Your goal: Find the lines below that contain the word "scale" and count them. Only the number should be given.

━━ Listed entries

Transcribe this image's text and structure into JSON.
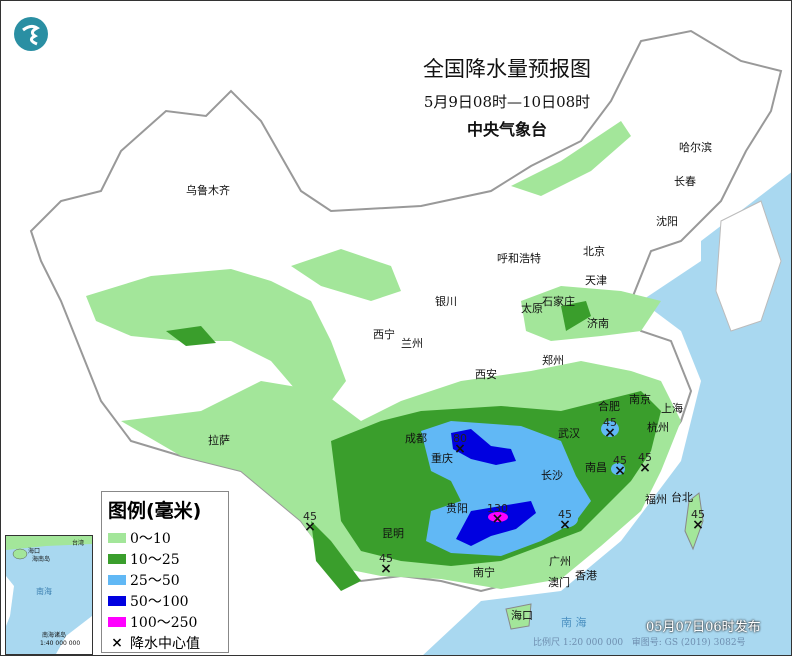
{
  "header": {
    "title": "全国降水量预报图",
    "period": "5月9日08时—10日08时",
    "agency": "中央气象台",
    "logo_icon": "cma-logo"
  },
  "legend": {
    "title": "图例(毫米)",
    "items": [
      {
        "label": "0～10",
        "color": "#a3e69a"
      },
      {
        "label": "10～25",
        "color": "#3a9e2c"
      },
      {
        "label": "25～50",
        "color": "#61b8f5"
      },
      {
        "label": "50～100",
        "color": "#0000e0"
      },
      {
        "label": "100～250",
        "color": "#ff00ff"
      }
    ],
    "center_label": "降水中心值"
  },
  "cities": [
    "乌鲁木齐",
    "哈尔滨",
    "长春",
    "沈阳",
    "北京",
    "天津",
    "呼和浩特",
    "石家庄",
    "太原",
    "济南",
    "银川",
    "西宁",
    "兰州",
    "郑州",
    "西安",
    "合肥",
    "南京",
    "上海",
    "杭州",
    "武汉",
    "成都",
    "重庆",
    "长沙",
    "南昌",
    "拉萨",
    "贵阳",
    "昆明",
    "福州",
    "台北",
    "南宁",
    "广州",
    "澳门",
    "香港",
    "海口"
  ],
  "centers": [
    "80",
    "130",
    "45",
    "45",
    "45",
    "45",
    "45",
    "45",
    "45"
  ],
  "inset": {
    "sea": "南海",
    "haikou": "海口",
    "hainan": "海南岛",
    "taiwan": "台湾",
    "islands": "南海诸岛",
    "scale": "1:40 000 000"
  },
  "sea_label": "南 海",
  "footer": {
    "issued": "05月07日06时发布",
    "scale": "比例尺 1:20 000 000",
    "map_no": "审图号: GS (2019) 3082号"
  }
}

━━━━
━━ Listed entries

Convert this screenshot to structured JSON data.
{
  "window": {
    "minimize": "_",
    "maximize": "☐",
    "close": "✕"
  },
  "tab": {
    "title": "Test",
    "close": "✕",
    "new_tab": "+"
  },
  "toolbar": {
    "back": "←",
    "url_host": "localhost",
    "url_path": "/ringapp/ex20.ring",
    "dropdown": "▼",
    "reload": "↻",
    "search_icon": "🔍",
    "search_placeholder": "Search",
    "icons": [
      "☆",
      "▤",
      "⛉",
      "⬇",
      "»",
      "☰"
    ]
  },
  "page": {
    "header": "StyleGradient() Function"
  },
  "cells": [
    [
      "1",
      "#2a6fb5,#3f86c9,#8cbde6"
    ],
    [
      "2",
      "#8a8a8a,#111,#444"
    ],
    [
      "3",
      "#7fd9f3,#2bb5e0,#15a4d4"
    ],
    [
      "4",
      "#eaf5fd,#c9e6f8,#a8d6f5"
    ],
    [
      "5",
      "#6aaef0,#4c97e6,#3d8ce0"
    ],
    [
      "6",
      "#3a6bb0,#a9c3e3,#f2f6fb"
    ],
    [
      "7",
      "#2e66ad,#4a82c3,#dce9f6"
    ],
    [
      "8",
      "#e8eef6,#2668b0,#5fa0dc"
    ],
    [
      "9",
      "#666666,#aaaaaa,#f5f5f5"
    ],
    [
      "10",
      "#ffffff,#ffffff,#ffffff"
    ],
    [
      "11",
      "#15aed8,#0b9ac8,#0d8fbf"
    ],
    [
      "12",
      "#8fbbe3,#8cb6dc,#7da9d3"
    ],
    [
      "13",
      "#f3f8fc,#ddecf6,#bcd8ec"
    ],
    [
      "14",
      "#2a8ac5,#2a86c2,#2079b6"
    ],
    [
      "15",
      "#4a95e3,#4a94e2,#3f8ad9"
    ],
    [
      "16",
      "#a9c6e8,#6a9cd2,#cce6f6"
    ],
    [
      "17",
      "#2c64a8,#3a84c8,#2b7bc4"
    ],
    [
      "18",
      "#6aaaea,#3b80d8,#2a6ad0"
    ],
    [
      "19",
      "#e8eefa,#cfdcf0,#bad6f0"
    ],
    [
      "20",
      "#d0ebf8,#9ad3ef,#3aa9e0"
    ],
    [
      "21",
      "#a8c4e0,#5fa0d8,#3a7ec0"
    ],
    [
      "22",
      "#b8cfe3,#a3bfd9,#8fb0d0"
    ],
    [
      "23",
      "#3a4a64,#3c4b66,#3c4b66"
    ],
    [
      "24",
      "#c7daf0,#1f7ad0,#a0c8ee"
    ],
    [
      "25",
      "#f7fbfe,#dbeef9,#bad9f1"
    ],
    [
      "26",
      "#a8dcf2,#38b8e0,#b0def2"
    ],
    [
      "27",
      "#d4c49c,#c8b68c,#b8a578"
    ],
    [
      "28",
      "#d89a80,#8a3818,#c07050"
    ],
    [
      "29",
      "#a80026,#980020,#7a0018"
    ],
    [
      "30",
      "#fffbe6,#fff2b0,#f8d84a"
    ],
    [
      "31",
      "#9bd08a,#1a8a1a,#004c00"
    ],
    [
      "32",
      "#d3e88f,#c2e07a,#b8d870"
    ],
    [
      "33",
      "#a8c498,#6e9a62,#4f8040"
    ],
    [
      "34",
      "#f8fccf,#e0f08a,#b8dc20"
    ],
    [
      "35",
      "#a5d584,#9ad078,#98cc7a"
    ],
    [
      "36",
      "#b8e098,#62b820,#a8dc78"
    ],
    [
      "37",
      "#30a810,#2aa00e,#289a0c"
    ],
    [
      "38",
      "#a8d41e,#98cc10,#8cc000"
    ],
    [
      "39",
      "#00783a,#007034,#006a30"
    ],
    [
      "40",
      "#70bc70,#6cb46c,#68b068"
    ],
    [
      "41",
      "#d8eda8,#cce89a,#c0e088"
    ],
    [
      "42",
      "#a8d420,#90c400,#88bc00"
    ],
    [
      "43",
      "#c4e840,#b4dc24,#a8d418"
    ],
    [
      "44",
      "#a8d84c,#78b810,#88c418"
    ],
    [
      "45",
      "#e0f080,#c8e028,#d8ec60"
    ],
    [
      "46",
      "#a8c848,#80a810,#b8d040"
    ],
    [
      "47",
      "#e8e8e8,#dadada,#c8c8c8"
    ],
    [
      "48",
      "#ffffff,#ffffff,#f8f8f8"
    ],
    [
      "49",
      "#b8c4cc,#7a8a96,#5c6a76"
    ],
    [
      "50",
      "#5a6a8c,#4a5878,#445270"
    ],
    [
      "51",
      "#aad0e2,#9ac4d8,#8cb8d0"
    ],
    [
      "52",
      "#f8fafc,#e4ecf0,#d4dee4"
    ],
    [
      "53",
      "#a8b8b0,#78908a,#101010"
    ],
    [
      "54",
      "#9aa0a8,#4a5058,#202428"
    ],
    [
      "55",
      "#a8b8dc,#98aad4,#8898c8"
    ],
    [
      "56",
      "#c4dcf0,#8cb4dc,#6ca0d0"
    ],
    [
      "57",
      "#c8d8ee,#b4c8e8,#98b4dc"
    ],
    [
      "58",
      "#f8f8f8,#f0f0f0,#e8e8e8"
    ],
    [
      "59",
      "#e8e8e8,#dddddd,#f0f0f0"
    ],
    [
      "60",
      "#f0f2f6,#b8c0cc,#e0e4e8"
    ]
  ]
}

━━━━
━━ Listed entries

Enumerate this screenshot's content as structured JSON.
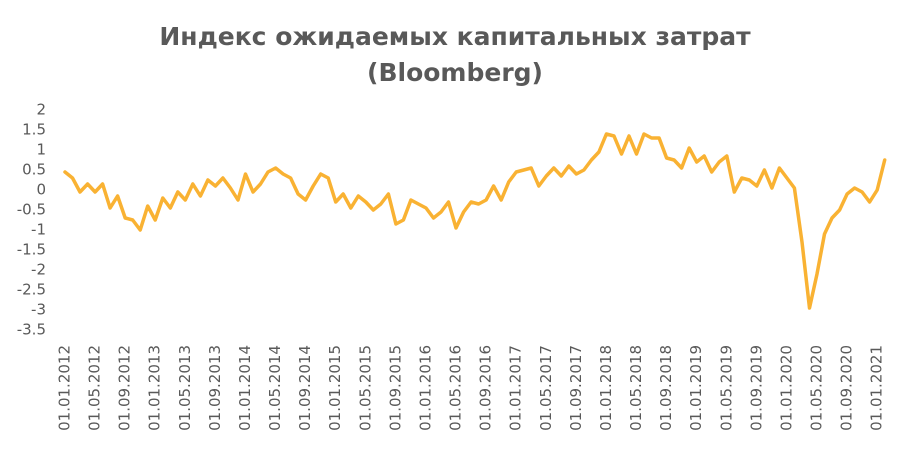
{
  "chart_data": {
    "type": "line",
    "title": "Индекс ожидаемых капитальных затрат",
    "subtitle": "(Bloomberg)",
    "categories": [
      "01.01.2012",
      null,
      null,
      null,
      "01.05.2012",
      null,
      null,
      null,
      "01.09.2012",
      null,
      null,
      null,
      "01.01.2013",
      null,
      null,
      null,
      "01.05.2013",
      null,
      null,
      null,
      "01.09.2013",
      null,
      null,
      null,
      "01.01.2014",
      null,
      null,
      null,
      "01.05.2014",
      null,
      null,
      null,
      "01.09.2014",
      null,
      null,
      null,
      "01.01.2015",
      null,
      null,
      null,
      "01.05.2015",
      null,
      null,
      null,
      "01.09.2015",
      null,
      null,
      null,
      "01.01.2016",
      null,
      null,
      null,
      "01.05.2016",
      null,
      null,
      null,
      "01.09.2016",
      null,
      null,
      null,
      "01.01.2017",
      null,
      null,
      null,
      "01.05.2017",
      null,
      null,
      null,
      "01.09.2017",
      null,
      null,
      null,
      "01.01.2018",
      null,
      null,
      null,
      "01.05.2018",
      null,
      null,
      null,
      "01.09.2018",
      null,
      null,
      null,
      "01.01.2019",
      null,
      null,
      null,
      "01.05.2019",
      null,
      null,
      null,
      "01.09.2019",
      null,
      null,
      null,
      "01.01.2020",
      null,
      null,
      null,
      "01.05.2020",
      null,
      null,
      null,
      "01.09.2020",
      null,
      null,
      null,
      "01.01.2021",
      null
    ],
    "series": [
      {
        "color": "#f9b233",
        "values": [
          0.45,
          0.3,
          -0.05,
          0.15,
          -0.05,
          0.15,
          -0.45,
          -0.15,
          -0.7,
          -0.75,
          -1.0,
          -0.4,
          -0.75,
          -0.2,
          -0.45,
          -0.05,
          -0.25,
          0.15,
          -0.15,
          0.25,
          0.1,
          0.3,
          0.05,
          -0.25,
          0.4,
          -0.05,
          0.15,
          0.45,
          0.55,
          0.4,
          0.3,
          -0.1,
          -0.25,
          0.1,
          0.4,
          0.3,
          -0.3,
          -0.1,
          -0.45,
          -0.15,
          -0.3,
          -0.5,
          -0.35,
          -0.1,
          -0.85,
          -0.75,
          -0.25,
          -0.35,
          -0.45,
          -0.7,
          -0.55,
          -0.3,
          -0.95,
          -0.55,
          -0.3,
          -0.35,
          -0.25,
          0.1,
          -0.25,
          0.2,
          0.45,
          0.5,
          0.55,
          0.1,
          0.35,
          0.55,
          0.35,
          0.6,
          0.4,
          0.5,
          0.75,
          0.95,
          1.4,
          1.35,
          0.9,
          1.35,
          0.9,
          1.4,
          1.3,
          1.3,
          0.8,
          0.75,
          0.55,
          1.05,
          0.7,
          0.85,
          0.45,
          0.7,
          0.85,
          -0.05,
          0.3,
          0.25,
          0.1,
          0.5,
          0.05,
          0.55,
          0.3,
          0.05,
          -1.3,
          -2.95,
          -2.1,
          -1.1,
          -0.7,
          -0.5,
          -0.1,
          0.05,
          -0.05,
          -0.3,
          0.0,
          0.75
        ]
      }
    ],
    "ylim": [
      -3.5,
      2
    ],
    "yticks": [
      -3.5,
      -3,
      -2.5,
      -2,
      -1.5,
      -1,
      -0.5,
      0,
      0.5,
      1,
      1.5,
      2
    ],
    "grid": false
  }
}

━━━━

Reply to the exercise: 2